Collected data:
--------------------------------
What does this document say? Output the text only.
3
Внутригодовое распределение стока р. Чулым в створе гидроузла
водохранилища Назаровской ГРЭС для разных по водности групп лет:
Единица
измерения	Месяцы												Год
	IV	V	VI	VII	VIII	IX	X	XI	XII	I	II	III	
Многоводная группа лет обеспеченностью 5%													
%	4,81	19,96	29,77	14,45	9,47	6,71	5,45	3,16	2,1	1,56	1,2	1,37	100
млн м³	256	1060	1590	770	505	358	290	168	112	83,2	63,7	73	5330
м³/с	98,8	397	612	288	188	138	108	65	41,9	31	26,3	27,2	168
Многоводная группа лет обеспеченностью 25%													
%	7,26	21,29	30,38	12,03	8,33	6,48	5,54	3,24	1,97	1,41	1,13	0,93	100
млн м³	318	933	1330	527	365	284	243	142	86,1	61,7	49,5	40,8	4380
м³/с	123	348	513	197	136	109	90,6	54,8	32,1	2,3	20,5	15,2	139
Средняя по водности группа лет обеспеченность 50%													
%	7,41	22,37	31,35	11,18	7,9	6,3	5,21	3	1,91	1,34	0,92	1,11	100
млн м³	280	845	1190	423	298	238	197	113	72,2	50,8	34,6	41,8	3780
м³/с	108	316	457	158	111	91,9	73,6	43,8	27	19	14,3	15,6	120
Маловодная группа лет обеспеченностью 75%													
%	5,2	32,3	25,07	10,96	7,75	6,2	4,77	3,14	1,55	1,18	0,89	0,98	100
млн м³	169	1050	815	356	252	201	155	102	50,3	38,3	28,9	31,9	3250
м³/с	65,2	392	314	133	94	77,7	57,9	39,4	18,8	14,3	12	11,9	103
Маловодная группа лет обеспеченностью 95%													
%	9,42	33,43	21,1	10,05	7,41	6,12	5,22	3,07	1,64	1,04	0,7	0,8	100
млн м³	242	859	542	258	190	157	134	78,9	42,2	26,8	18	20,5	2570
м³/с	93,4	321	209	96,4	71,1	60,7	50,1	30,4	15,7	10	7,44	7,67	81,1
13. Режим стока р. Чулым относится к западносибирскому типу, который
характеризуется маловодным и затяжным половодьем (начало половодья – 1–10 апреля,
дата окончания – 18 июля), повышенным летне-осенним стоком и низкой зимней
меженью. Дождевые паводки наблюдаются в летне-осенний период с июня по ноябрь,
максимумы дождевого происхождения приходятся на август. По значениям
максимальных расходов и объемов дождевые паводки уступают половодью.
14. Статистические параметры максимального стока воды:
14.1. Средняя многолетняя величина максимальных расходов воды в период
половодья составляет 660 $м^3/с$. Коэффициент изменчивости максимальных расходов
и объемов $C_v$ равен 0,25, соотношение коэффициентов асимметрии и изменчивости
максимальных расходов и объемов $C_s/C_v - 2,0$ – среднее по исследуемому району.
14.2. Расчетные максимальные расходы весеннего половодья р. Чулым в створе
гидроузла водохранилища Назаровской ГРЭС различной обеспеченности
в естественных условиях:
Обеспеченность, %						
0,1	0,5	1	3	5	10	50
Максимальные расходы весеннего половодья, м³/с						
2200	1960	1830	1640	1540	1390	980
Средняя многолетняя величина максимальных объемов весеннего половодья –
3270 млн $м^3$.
--------------------------------
» **Task instructions**
Repeat the records above exactly as they appear.

» **Response to the task**
What does this document say? Output the text only.
3
Внутригодовое распределение стока р. Чулым в створе гидроузла
водохранилища Назаровской ГРЭС для разных по водности групп лет:
Единица
измерения	Месяцы												Год
	IV	V	VI	VII	VIII	IX	X	XI	XII	I	II	III	
Многоводная группа лет обеспеченностью 5%													
%	4,81	19,96	29,77	14,45	9,47	6,71	5,45	3,16	2,1	1,56	1,2	1,37	100
млн м³	256	1060	1590	770	505	358	290	168	112	83,2	63,7	73	5330
м³/с	98,8	397	612	288	188	138	108	65	41,9	31	26,3	27,2	168
Многоводная группа лет обеспеченностью 25%													
%	7,26	21,29	30,38	12,03	8,33	6,48	5,54	3,24	1,97	1,41	1,13	0,93	100
млн м³	318	933	1330	527	365	284	243	142	86,1	61,7	49,5	40,8	4380
м³/с	123	348	513	197	136	109	90,6	54,8	32,1	2,3	20,5	15,2	139
Средняя по водности группа лет обеспеченность 50%													
%	7,41	22,37	31,35	11,18	7,9	6,3	5,21	3	1,91	1,34	0,92	1,11	100
млн м³	280	845	1190	423	298	238	197	113	72,2	50,8	34,6	41,8	3780
м³/с	108	316	457	158	111	91,9	73,6	43,8	27	19	14,3	15,6	120
Маловодная группа лет обеспеченностью 75%													
%	5,2	32,3	25,07	10,96	7,75	6,2	4,77	3,14	1,55	1,18	0,89	0,98	100
млн м³	169	1050	815	356	252	201	155	102	50,3	38,3	28,9	31,9	3250
м³/с	65,2	392	314	133	94	77,7	57,9	39,4	18,8	14,3	12	11,9	103
Маловодная группа лет обеспеченностью 95%													
%	9,42	33,43	21,1	10,05	7,41	6,12	5,22	3,07	1,64	1,04	0,7	0,8	100
млн м³	242	859	542	258	190	157	134	78,9	42,2	26,8	18	20,5	2570
м³/с	93,4	321	209	96,4	71,1	60,7	50,1	30,4	15,7	10	7,44	7,67	81,1
13. Режим стока р. Чулым относится к западносибирскому типу, который
характеризуется маловодным и затяжным половодьем (начало половодья – 1–10 апреля,
дата окончания – 18 июля), повышенным летне-осенним стоком и низкой зимней
меженью. Дождевые паводки наблюдаются в летне-осенний период с июня по ноябрь,
максимумы дождевого происхождения приходятся на август. По значениям
максимальных расходов и объемов дождевые паводки уступают половодью.
14. Статистические параметры максимального стока воды:
14.1. Средняя многолетняя величина максимальных расходов воды в период
половодья составляет 660 $м^3/с$. Коэффициент изменчивости максимальных расходов
и объемов $C_v$ равен 0,25, соотношение коэффициентов асимметрии и изменчивости
максимальных расходов и объемов $C_s/C_v - 2,0$ – среднее по исследуемому району.
14.2. Расчетные максимальные расходы весеннего половодья р. Чулым в створе
гидроузла водохранилища Назаровской ГРЭС различной обеспеченности
в естественных условиях:
Обеспеченность, %						
0,1	0,5	1	3	5	10	50
Максимальные расходы весеннего половодья, м³/с						
2200	1960	1830	1640	1540	1390	980
Средняя многолетняя величина максимальных объемов весеннего половодья –
3270 млн $м^3$.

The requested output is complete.